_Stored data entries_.

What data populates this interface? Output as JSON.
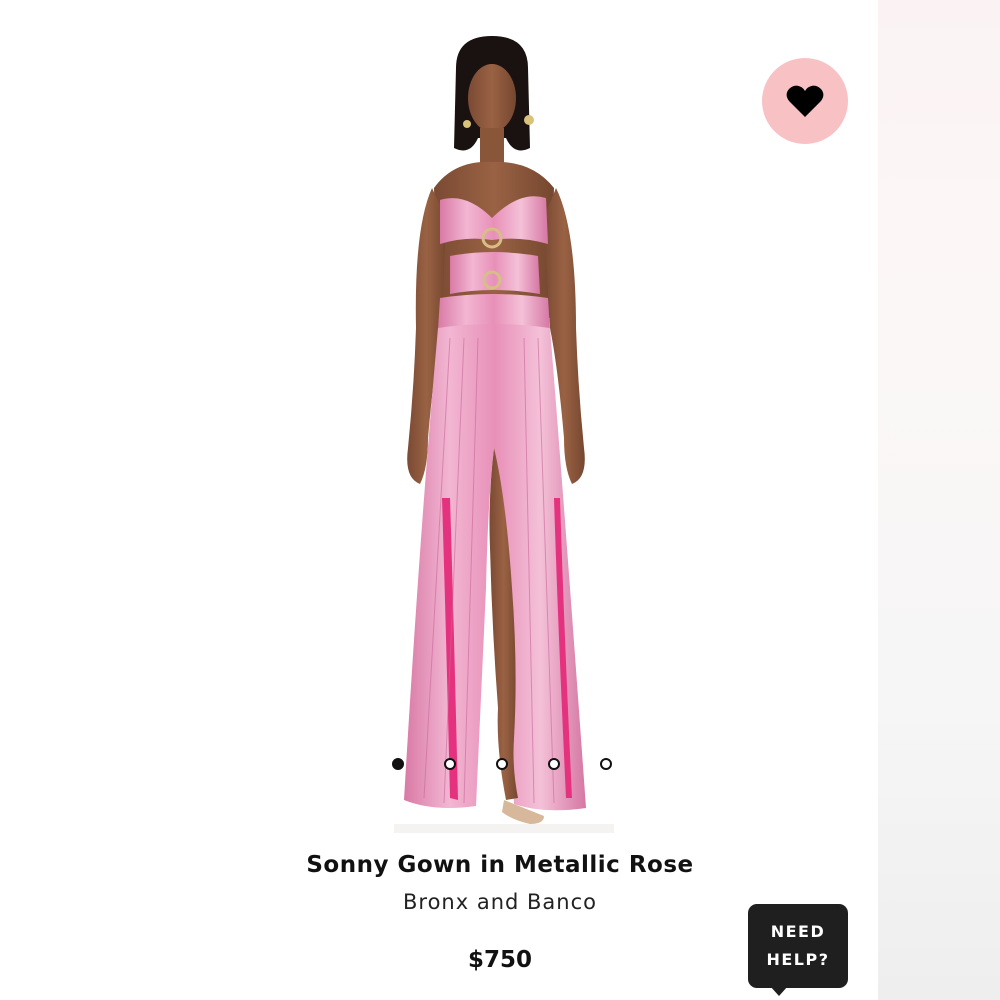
{
  "product": {
    "title": "Sonny Gown in Metallic Rose",
    "brand": "Bronx and Banco",
    "price": "$750",
    "image_alt": "Model wearing a metallic rose strapless cut-out gown",
    "image_count": 5,
    "active_image": 1
  },
  "favorite": {
    "icon": "heart-icon",
    "state": "selected"
  },
  "help_button": {
    "line1": "NEED",
    "line2": "HELP?"
  },
  "colors": {
    "favorite_bg": "#f8c2c5",
    "dress": "#e58fb6",
    "help_bg": "#1f1f1f"
  }
}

_What is being asked_. Without the pictures, transcribe the listing above exactly.

_Task output_.
What data populates this interface? Output as JSON.
{
  "product": {
    "title": "Sonny Gown in Metallic Rose",
    "brand": "Bronx and Banco",
    "price": "$750",
    "image_alt": "Model wearing a metallic rose strapless cut-out gown",
    "image_count": 5,
    "active_image": 1
  },
  "favorite": {
    "icon": "heart-icon",
    "state": "selected"
  },
  "help_button": {
    "line1": "NEED",
    "line2": "HELP?"
  },
  "colors": {
    "favorite_bg": "#f8c2c5",
    "dress": "#e58fb6",
    "help_bg": "#1f1f1f"
  }
}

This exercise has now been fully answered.